_What to do_: In the entries that follow, find the word "content" and report each line it is on.

_Data listing_:
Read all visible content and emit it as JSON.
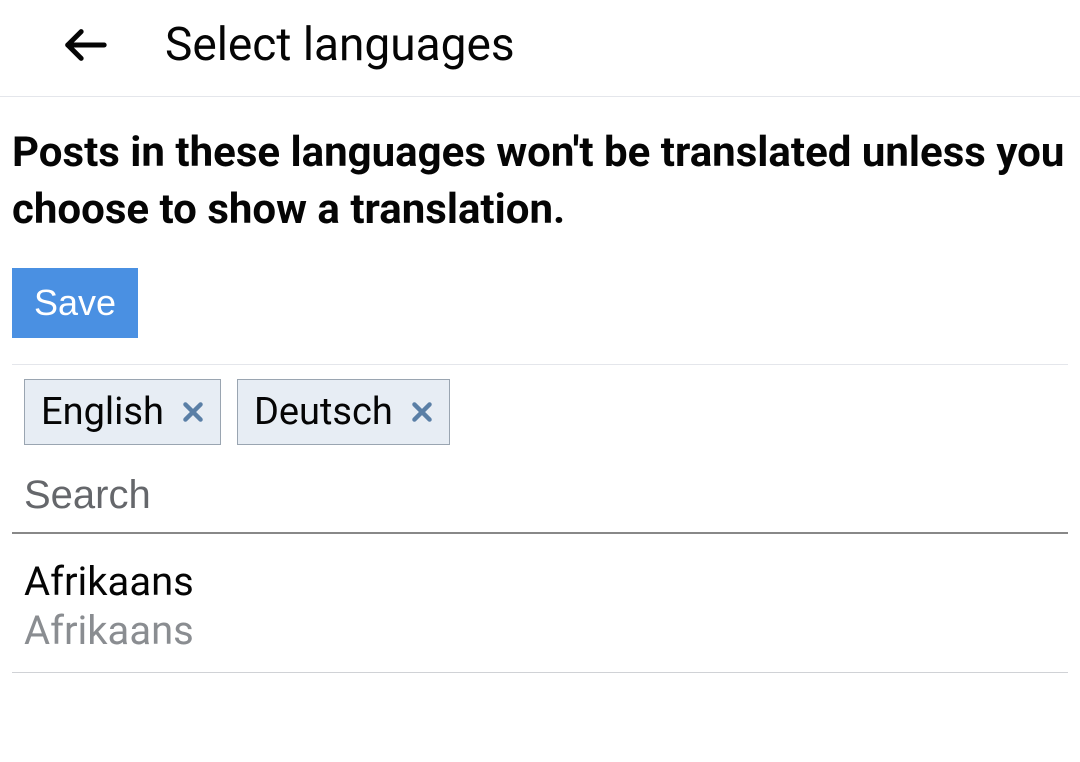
{
  "header": {
    "title": "Select languages"
  },
  "description": "Posts in these languages won't be translated unless you choose to show a translation.",
  "save_label": "Save",
  "chips": [
    {
      "label": "English"
    },
    {
      "label": "Deutsch"
    }
  ],
  "search": {
    "placeholder": "Search",
    "value": ""
  },
  "list": [
    {
      "title": "Afrikaans",
      "subtitle": "Afrikaans"
    }
  ]
}
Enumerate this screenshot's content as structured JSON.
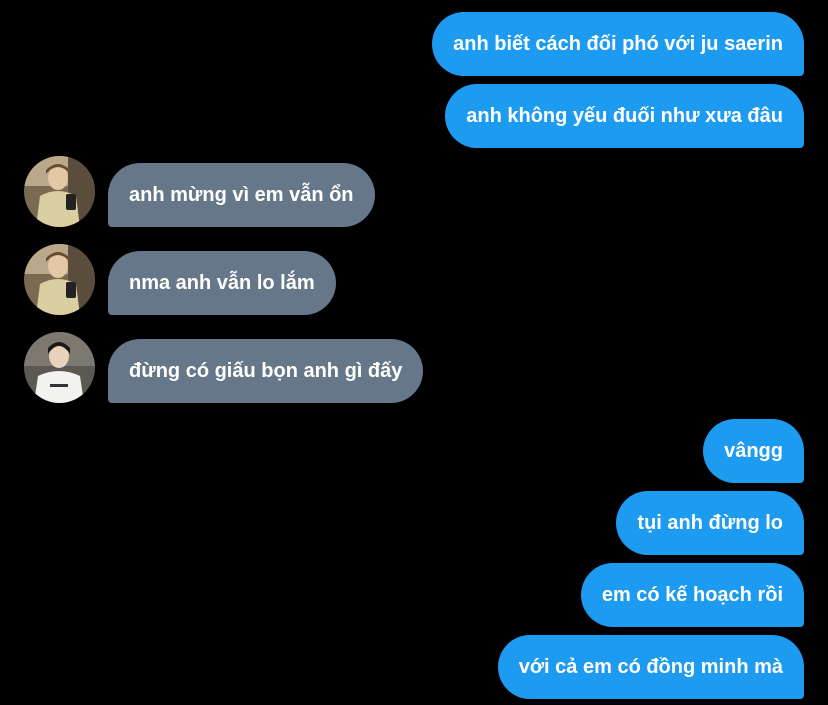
{
  "messages": [
    {
      "text": "anh biết cách đối phó với ju saerin",
      "direction": "outgoing"
    },
    {
      "text": "anh không yếu đuối như xưa đâu",
      "direction": "outgoing"
    },
    {
      "text": "anh mừng vì em vẫn ổn",
      "direction": "incoming",
      "avatar": "avatar-photo-1"
    },
    {
      "text": "nma anh vẫn lo lắm",
      "direction": "incoming",
      "avatar": "avatar-photo-1"
    },
    {
      "text": "đừng có giấu bọn anh gì đấy",
      "direction": "incoming",
      "avatar": "avatar-photo-2"
    },
    {
      "text": "vângg",
      "direction": "outgoing"
    },
    {
      "text": "tụi anh đừng lo",
      "direction": "outgoing"
    },
    {
      "text": "em có kế hoạch rồi",
      "direction": "outgoing"
    },
    {
      "text": "với cả em có đồng minh mà",
      "direction": "outgoing"
    }
  ],
  "colors": {
    "background": "#000000",
    "outgoing_bubble": "#1d9bf0",
    "incoming_bubble": "#66778a",
    "text": "#ffffff"
  }
}
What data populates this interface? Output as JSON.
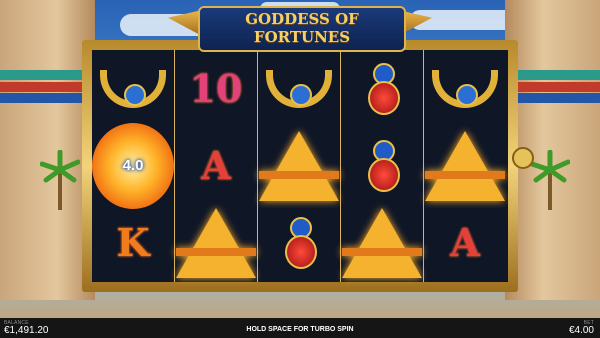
{
  "game": {
    "title_line1": "GODDESS OF",
    "title_line2": "FORTUNES"
  },
  "reels": [
    [
      {
        "symbol": "collar",
        "label": ""
      },
      {
        "symbol": "sun-multiplier",
        "label": "4.0"
      },
      {
        "symbol": "letter",
        "label": "K"
      }
    ],
    [
      {
        "symbol": "letter",
        "label": "10"
      },
      {
        "symbol": "letter",
        "label": "A"
      },
      {
        "symbol": "pyramid",
        "label": ""
      }
    ],
    [
      {
        "symbol": "collar",
        "label": ""
      },
      {
        "symbol": "pyramid",
        "label": ""
      },
      {
        "symbol": "scarab",
        "label": ""
      }
    ],
    [
      {
        "symbol": "scarab",
        "label": ""
      },
      {
        "symbol": "scarab",
        "label": ""
      },
      {
        "symbol": "pyramid",
        "label": ""
      }
    ],
    [
      {
        "symbol": "collar",
        "label": ""
      },
      {
        "symbol": "pyramid",
        "label": ""
      },
      {
        "symbol": "letter",
        "label": "A"
      }
    ]
  ],
  "footer": {
    "balance_label": "BALANCE",
    "balance_value": "€1,491.20",
    "hint": "HOLD SPACE FOR TURBO SPIN",
    "bet_label": "BET",
    "bet_value": "€4.00"
  },
  "colors": {
    "frame_gold": "#e0b44a",
    "reel_bg": "#0f1626",
    "letter_red": "#e5403a",
    "ten_pink": "#e2427a"
  }
}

_Exercise result_:
Read all visible content and emit it as JSON.
Enumerate this screenshot's content as structured JSON.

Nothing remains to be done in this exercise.